WHAT YOU HAVE TO DO. Identify each line below that contains the word "바랍니다", and copy it out.

AVAILABLE RECORDS.
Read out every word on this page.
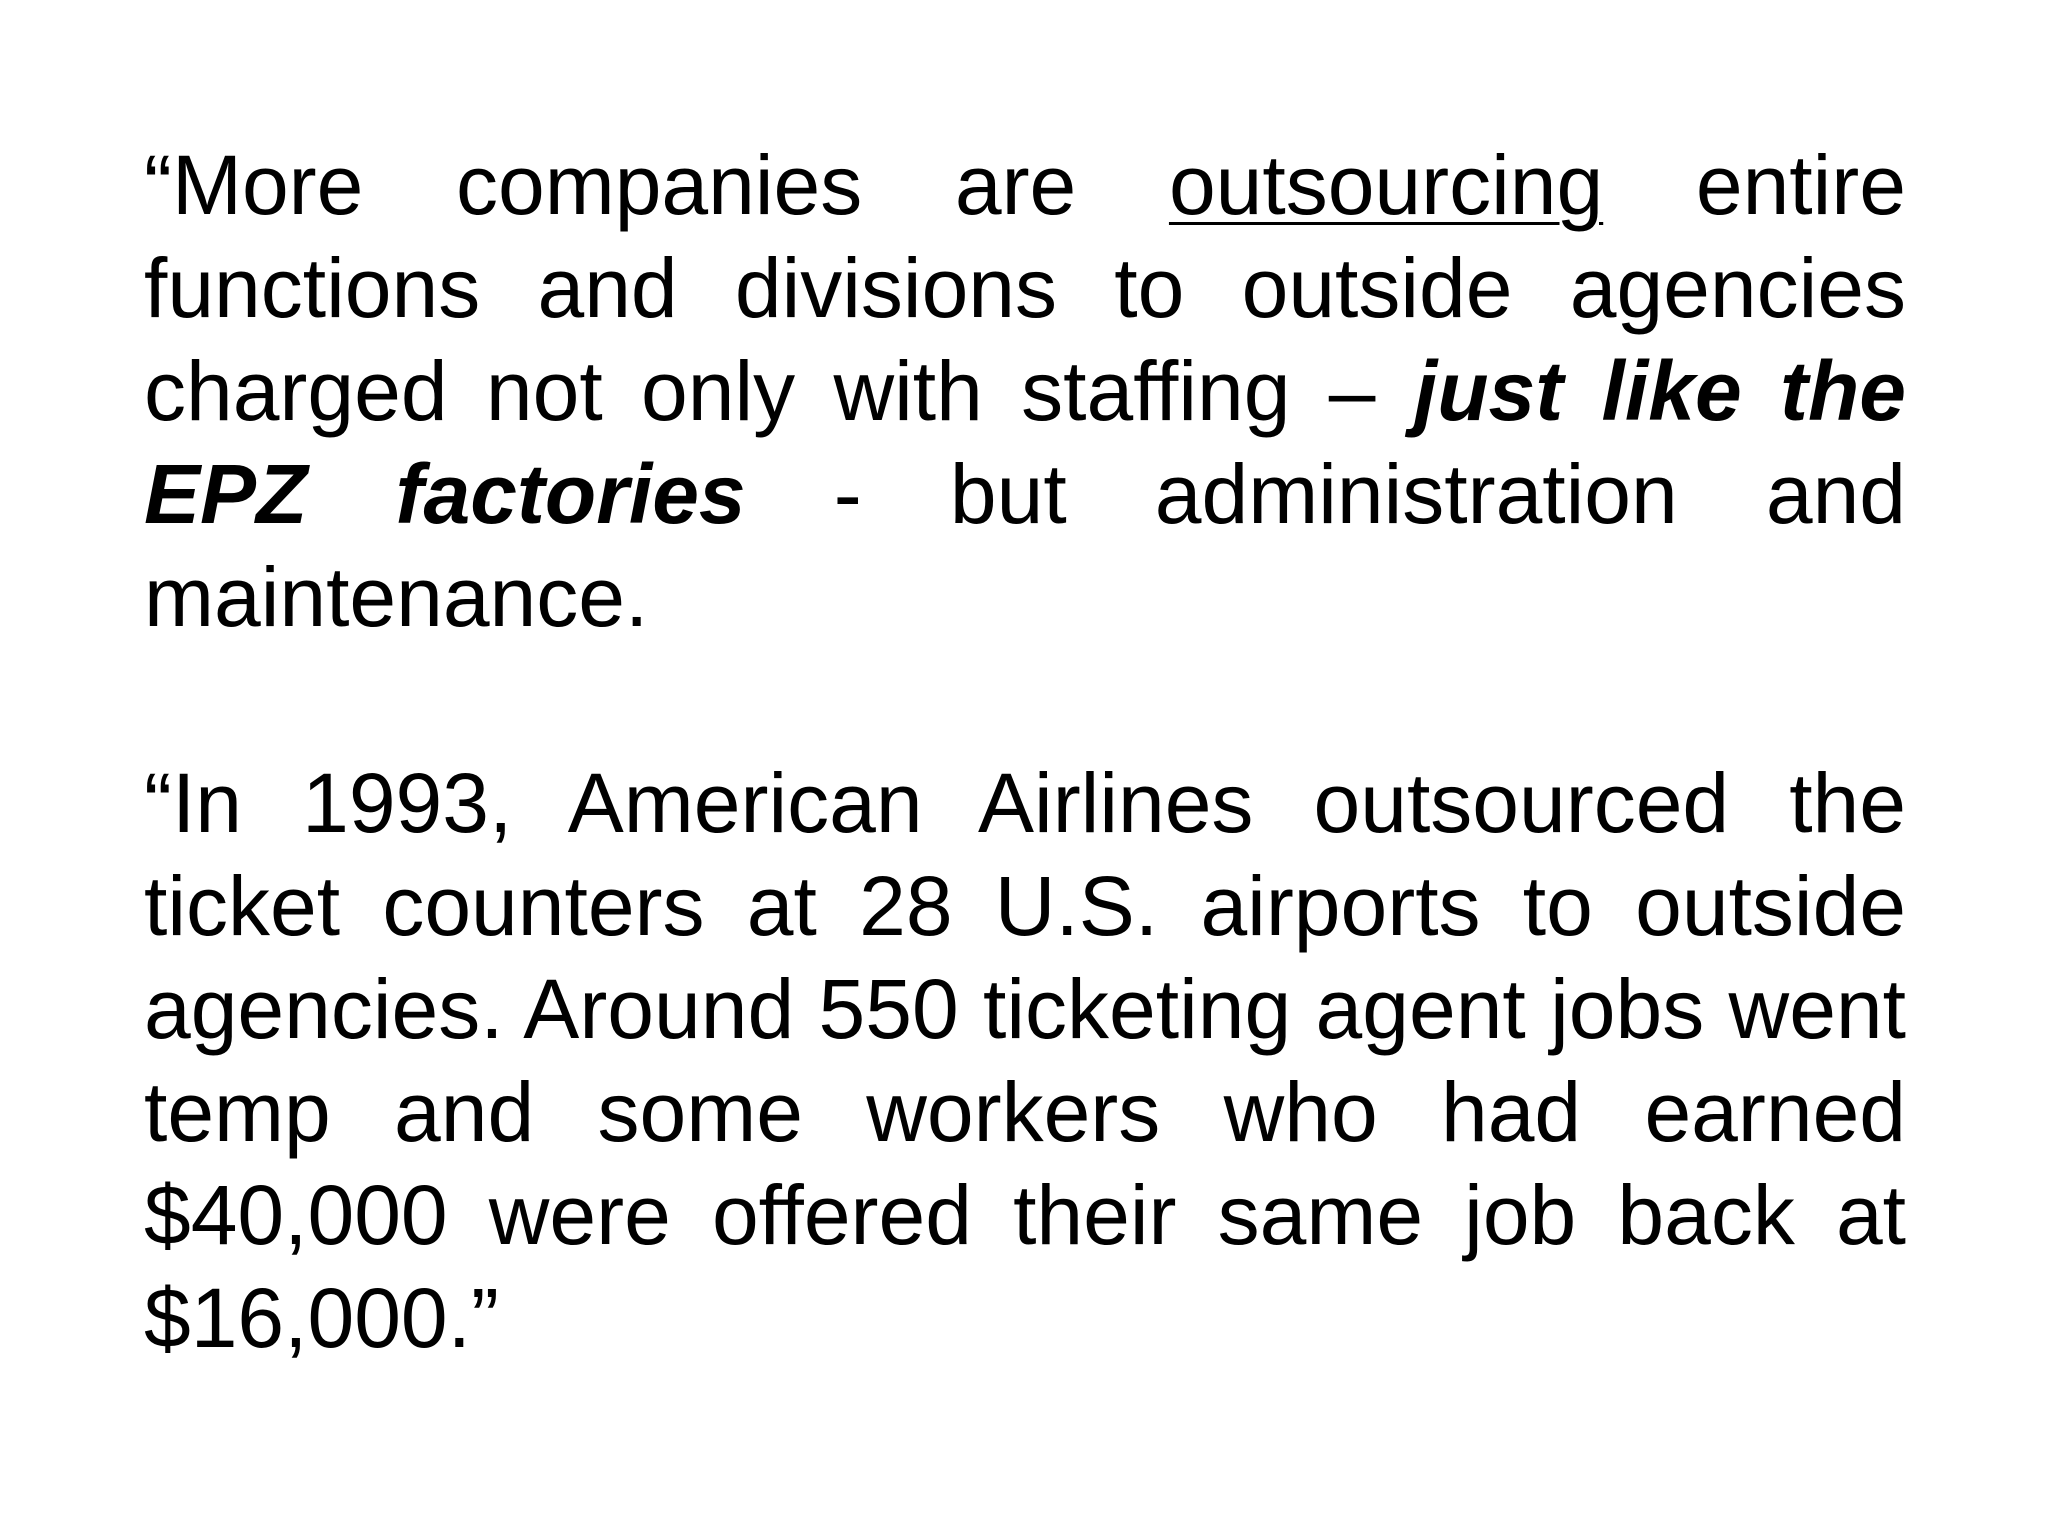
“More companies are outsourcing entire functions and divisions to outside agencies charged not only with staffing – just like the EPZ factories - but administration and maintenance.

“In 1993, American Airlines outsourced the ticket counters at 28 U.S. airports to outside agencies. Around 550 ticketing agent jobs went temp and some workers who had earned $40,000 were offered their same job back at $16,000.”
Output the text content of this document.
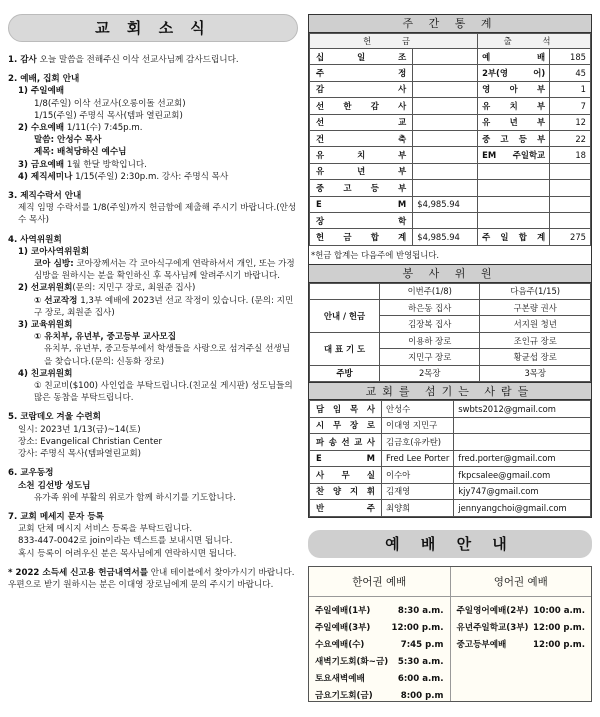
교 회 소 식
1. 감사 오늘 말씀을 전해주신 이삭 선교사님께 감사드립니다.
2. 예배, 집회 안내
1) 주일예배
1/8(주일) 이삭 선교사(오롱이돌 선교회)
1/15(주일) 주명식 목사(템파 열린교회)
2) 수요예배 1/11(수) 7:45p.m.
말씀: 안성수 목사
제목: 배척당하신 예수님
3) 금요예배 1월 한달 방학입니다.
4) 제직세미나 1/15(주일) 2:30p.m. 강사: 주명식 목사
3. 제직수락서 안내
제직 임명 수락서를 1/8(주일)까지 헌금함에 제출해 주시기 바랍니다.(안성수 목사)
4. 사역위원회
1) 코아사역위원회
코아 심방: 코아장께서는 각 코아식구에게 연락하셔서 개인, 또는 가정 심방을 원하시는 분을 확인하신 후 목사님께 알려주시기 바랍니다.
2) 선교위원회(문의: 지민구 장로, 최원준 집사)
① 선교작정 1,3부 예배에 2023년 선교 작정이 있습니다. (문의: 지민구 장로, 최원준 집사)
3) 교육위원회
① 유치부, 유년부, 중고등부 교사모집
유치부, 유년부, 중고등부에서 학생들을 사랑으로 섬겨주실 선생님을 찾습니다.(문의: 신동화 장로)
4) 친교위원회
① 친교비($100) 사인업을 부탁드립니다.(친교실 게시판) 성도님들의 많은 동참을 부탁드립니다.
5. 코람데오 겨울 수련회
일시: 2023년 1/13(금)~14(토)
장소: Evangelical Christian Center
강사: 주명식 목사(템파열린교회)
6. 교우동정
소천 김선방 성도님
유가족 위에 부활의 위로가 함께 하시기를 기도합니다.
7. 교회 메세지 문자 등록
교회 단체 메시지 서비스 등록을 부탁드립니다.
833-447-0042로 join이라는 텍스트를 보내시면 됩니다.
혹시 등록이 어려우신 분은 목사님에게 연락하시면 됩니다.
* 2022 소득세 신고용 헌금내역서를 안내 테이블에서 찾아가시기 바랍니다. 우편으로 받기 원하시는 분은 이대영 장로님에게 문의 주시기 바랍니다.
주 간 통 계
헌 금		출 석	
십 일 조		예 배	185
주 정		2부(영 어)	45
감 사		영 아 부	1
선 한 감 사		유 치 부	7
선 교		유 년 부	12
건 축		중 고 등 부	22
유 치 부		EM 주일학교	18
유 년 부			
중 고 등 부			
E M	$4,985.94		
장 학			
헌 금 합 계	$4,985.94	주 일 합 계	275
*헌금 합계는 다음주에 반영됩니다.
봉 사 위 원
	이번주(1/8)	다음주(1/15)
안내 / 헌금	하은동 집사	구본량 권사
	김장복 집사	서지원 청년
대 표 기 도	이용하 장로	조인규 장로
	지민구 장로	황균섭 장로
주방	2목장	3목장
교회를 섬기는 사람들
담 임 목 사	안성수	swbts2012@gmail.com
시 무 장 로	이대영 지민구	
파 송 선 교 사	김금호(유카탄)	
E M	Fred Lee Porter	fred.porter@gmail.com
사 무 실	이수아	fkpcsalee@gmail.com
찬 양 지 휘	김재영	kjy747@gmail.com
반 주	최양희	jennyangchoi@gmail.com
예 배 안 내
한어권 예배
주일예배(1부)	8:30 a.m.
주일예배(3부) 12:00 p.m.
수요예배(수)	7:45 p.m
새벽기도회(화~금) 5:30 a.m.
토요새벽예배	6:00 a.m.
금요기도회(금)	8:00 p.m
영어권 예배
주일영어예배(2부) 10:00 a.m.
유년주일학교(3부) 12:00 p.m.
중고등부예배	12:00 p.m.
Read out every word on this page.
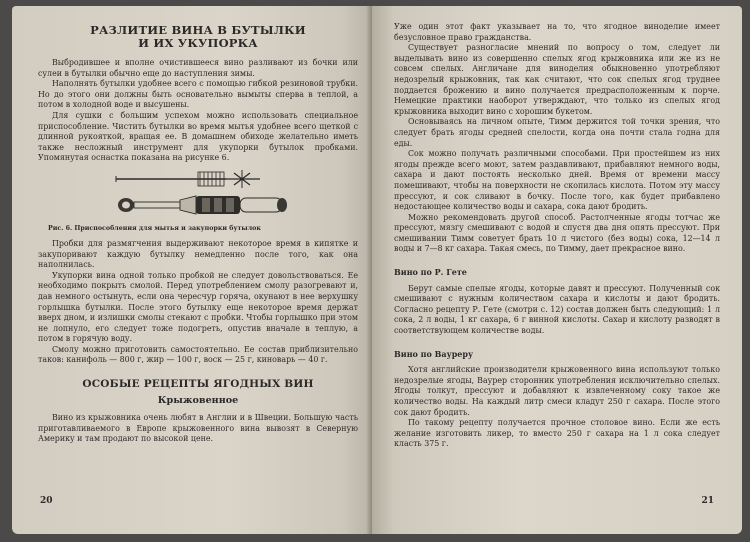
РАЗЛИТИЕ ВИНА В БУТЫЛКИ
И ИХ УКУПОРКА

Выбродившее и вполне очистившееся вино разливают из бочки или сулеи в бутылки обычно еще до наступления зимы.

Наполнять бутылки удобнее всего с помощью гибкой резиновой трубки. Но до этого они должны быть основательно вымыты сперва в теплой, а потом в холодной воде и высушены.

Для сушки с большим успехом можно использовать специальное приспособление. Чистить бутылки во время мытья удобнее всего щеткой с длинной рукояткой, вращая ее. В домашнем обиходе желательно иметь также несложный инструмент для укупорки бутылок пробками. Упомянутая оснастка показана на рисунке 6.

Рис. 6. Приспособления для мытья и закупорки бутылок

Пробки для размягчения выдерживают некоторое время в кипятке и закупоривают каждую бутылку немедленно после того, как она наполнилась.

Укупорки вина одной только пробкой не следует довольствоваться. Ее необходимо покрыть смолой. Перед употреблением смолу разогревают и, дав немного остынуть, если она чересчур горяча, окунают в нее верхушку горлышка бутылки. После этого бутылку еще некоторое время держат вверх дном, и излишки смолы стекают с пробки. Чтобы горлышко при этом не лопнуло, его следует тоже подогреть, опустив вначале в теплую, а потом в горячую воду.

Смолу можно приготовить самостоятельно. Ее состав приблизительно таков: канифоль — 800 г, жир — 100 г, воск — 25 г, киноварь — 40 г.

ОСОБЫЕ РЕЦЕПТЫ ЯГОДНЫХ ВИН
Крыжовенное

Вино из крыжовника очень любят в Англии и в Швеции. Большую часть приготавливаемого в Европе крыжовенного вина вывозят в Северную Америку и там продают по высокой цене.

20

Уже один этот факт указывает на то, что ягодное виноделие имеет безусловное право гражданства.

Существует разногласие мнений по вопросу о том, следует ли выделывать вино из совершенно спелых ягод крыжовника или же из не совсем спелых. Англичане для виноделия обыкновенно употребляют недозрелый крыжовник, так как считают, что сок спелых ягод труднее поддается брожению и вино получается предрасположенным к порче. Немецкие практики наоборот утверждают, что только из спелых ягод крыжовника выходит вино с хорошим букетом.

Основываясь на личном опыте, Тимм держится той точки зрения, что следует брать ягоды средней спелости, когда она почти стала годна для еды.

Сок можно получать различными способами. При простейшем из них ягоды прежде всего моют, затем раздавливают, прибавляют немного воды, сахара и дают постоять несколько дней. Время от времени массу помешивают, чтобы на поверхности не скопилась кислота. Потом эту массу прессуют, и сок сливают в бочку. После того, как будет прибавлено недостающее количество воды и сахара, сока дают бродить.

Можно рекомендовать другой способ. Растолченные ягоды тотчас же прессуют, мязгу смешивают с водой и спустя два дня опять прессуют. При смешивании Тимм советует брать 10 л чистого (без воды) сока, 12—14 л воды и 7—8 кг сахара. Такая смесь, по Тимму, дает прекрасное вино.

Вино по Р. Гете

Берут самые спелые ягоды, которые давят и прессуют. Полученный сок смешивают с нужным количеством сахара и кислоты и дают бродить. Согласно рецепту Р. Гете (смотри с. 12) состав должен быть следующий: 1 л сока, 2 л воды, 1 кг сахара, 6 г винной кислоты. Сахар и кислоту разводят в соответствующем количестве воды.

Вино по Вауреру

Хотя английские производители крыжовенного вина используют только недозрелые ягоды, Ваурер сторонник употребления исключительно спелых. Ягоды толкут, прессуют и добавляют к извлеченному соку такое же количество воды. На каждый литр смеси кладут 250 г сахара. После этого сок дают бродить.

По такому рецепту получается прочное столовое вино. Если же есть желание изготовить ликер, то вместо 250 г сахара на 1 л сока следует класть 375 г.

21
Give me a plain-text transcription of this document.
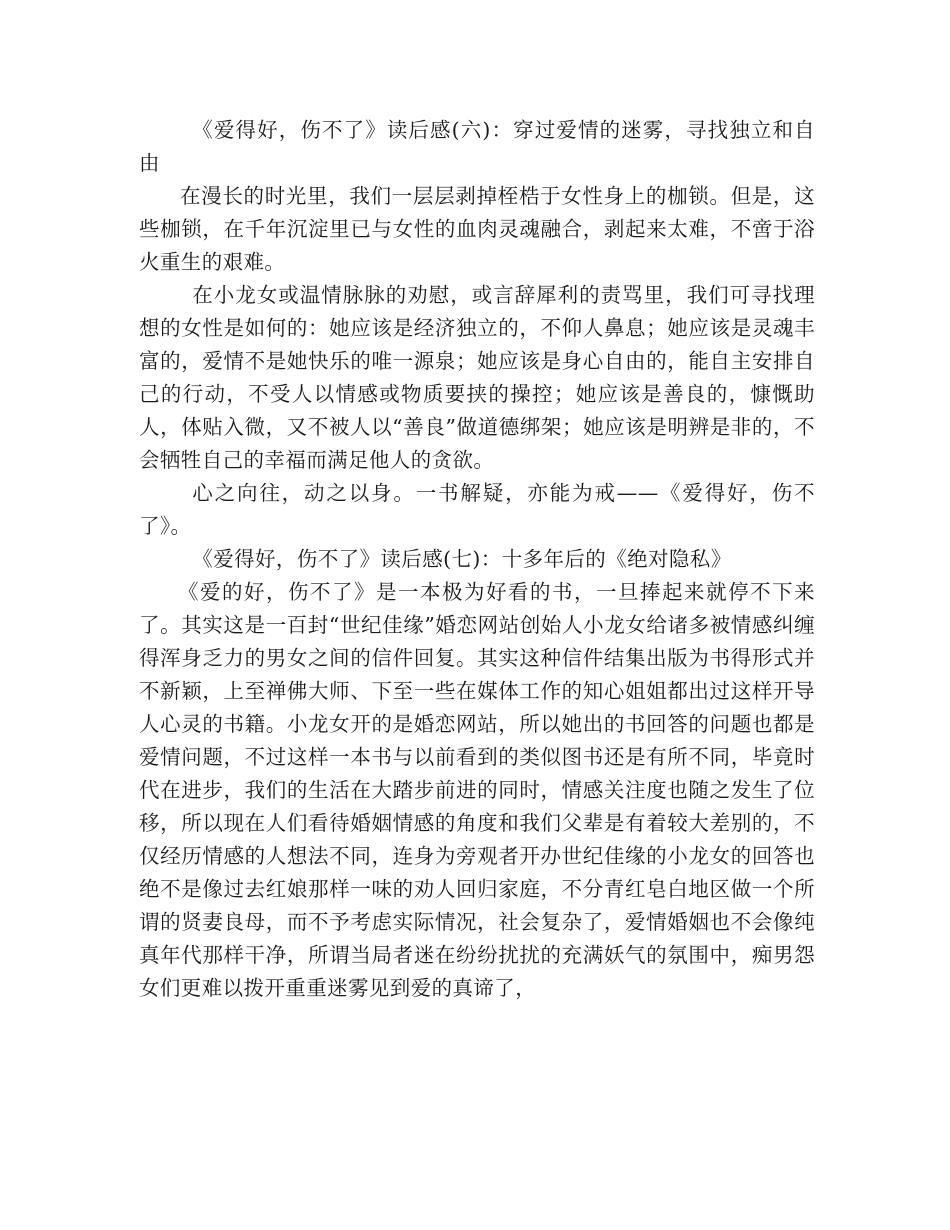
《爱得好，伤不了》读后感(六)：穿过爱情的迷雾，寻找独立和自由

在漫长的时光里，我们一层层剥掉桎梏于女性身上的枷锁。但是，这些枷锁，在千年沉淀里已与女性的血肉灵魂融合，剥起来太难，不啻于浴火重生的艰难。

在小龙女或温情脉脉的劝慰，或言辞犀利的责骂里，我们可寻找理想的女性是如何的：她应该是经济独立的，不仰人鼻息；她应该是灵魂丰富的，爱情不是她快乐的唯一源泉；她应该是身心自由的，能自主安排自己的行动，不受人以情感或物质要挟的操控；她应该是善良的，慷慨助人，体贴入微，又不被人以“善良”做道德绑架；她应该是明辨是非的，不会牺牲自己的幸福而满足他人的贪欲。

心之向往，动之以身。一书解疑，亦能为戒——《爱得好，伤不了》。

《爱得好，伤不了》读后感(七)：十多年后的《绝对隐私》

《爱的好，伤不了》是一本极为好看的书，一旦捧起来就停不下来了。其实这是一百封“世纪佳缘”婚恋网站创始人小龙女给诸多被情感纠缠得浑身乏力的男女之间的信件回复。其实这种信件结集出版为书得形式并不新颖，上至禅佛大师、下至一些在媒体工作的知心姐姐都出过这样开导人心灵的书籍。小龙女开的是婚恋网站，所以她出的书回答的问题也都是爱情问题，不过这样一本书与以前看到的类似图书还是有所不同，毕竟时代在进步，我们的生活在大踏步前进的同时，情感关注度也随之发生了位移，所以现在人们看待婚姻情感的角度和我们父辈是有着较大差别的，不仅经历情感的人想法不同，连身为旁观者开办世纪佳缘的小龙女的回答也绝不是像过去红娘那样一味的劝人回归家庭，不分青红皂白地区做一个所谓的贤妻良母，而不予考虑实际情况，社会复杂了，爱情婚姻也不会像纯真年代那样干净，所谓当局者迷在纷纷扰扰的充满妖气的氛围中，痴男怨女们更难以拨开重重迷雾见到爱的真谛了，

TASK OUTPUT.
제직 임명 수락서를 1/8(주일)까지 헌금함에 제출해 주시기 바랍니다.(안성수 목사)
코아 심방: 코아장께서는 각 코아식구에게 연락하셔서 개인, 또는 가정 심방을 원하시는 분을 확인하신 후 목사님께 알려주시기 바랍니다.
* 2022 소득세 신고용 헌금내역서를 안내 테이블에서 찾아가시기 바랍니다. 우편으로 받기 원하시는 분은 이대영 장로님에게 문의 주시기 바랍니다.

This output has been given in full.